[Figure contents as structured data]
====================
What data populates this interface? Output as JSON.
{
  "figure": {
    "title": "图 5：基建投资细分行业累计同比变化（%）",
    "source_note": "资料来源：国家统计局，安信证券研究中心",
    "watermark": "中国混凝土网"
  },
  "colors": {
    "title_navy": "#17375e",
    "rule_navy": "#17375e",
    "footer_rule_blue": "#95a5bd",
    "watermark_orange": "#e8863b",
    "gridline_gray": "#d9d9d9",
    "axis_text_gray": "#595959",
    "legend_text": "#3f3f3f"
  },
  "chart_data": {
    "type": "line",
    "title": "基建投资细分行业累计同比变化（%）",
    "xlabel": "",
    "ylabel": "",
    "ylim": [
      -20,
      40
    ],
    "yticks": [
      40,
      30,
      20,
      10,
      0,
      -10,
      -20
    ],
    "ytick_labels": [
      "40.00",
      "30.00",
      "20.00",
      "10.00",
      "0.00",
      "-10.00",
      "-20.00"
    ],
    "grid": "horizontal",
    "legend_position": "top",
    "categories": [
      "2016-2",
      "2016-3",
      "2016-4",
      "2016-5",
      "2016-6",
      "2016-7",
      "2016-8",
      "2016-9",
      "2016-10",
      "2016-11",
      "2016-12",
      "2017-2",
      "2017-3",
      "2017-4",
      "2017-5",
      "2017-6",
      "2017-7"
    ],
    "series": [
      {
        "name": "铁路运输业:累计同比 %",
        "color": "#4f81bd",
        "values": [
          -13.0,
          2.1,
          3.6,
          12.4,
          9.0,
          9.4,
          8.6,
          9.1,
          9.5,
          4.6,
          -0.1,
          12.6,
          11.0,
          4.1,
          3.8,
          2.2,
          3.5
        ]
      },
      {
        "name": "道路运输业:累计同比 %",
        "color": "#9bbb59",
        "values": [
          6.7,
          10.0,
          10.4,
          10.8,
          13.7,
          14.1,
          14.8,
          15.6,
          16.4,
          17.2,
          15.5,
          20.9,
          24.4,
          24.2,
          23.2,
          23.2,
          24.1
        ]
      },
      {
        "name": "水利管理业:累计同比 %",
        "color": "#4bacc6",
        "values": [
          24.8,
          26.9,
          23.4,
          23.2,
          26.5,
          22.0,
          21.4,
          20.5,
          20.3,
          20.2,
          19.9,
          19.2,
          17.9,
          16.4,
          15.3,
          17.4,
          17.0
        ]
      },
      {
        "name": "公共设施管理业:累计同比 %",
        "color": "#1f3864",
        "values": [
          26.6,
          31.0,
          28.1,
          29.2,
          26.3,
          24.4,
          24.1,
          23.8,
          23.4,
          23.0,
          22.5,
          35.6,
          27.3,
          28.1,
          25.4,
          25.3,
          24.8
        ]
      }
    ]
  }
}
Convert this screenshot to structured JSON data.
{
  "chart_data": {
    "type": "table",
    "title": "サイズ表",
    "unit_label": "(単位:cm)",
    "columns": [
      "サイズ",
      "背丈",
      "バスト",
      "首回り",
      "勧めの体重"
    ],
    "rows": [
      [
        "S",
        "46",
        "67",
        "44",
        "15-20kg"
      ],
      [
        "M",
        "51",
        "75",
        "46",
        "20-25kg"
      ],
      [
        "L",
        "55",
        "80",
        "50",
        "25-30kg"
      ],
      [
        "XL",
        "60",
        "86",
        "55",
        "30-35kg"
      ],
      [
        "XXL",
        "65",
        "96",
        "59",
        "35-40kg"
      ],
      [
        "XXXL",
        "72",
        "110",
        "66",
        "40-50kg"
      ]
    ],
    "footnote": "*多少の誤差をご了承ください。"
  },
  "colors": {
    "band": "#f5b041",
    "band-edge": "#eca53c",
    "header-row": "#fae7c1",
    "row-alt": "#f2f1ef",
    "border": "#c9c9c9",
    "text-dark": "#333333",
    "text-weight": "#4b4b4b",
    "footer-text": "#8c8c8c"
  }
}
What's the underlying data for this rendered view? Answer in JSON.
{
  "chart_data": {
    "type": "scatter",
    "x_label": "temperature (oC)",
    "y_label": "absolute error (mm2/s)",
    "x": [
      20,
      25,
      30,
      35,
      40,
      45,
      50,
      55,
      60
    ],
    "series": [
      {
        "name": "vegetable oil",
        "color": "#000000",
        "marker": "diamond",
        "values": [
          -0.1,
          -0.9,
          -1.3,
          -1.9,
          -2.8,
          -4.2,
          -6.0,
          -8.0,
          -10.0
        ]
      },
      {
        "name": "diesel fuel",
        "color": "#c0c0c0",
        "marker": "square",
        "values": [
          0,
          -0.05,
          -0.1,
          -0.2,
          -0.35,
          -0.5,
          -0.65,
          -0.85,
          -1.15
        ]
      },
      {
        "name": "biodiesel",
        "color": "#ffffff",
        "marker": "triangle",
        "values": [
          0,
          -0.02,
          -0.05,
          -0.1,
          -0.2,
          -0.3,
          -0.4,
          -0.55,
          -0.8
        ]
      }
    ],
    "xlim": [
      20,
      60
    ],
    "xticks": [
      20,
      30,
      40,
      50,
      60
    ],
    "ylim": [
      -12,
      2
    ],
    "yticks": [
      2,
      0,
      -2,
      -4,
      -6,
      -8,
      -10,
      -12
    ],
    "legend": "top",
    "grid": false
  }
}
====================
### EXERCISE OBJECTIVE
Send back every record, precisely as written.

### EXERCISE SOLUTION
What data populates this interface? Output as JSON.
{
  "figure": {
    "title": "图 5：基建投资细分行业累计同比变化（%）",
    "source_note": "资料来源：国家统计局，安信证券研究中心",
    "watermark": "中国混凝土网"
  },
  "colors": {
    "title_navy": "#17375e",
    "rule_navy": "#17375e",
    "footer_rule_blue": "#95a5bd",
    "watermark_orange": "#e8863b",
    "gridline_gray": "#d9d9d9",
    "axis_text_gray": "#595959",
    "legend_text": "#3f3f3f"
  },
  "chart_data": {
    "type": "line",
    "title": "基建投资细分行业累计同比变化（%）",
    "xlabel": "",
    "ylabel": "",
    "ylim": [
      -20,
      40
    ],
    "yticks": [
      40,
      30,
      20,
      10,
      0,
      -10,
      -20
    ],
    "ytick_labels": [
      "40.00",
      "30.00",
      "20.00",
      "10.00",
      "0.00",
      "-10.00",
      "-20.00"
    ],
    "grid": "horizontal",
    "legend_position": "top",
    "categories": [
      "2016-2",
      "2016-3",
      "2016-4",
      "2016-5",
      "2016-6",
      "2016-7",
      "2016-8",
      "2016-9",
      "2016-10",
      "2016-11",
      "2016-12",
      "2017-2",
      "2017-3",
      "2017-4",
      "2017-5",
      "2017-6",
      "2017-7"
    ],
    "series": [
      {
        "name": "铁路运输业:累计同比 %",
        "color": "#4f81bd",
        "values": [
          -13.0,
          2.1,
          3.6,
          12.4,
          9.0,
          9.4,
          8.6,
          9.1,
          9.5,
          4.6,
          -0.1,
          12.6,
          11.0,
          4.1,
          3.8,
          2.2,
          3.5
        ]
      },
      {
        "name": "道路运输业:累计同比 %",
        "color": "#9bbb59",
        "values": [
          6.7,
          10.0,
          10.4,
          10.8,
          13.7,
          14.1,
          14.8,
          15.6,
          16.4,
          17.2,
          15.5,
          20.9,
          24.4,
          24.2,
          23.2,
          23.2,
          24.1
        ]
      },
      {
        "name": "水利管理业:累计同比 %",
        "color": "#4bacc6",
        "values": [
          24.8,
          26.9,
          23.4,
          23.2,
          26.5,
          22.0,
          21.4,
          20.5,
          20.3,
          20.2,
          19.9,
          19.2,
          17.9,
          16.4,
          15.3,
          17.4,
          17.0
        ]
      },
      {
        "name": "公共设施管理业:累计同比 %",
        "color": "#1f3864",
        "values": [
          26.6,
          31.0,
          28.1,
          29.2,
          26.3,
          24.4,
          24.1,
          23.8,
          23.4,
          23.0,
          22.5,
          35.6,
          27.3,
          28.1,
          25.4,
          25.3,
          24.8
        ]
      }
    ]
  }
}
Convert this screenshot to structured JSON data.
{
  "chart_data": {
    "type": "table",
    "title": "サイズ表",
    "unit_label": "(単位:cm)",
    "columns": [
      "サイズ",
      "背丈",
      "バスト",
      "首回り",
      "勧めの体重"
    ],
    "rows": [
      [
        "S",
        "46",
        "67",
        "44",
        "15-20kg"
      ],
      [
        "M",
        "51",
        "75",
        "46",
        "20-25kg"
      ],
      [
        "L",
        "55",
        "80",
        "50",
        "25-30kg"
      ],
      [
        "XL",
        "60",
        "86",
        "55",
        "30-35kg"
      ],
      [
        "XXL",
        "65",
        "96",
        "59",
        "35-40kg"
      ],
      [
        "XXXL",
        "72",
        "110",
        "66",
        "40-50kg"
      ]
    ],
    "footnote": "*多少の誤差をご了承ください。"
  },
  "colors": {
    "band": "#f5b041",
    "band-edge": "#eca53c",
    "header-row": "#fae7c1",
    "row-alt": "#f2f1ef",
    "border": "#c9c9c9",
    "text-dark": "#333333",
    "text-weight": "#4b4b4b",
    "footer-text": "#8c8c8c"
  }
}
What's the underlying data for this rendered view? Answer in JSON.
{
  "chart_data": {
    "type": "scatter",
    "x_label": "temperature (oC)",
    "y_label": "absolute error (mm2/s)",
    "x": [
      20,
      25,
      30,
      35,
      40,
      45,
      50,
      55,
      60
    ],
    "series": [
      {
        "name": "vegetable oil",
        "color": "#000000",
        "marker": "diamond",
        "values": [
          -0.1,
          -0.9,
          -1.3,
          -1.9,
          -2.8,
          -4.2,
          -6.0,
          -8.0,
          -10.0
        ]
      },
      {
        "name": "diesel fuel",
        "color": "#c0c0c0",
        "marker": "square",
        "values": [
          0,
          -0.05,
          -0.1,
          -0.2,
          -0.35,
          -0.5,
          -0.65,
          -0.85,
          -1.15
        ]
      },
      {
        "name": "biodiesel",
        "color": "#ffffff",
        "marker": "triangle",
        "values": [
          0,
          -0.02,
          -0.05,
          -0.1,
          -0.2,
          -0.3,
          -0.4,
          -0.55,
          -0.8
        ]
      }
    ],
    "xlim": [
      20,
      60
    ],
    "xticks": [
      20,
      30,
      40,
      50,
      60
    ],
    "ylim": [
      -12,
      2
    ],
    "yticks": [
      2,
      0,
      -2,
      -4,
      -6,
      -8,
      -10,
      -12
    ],
    "legend": "top",
    "grid": false
  }
}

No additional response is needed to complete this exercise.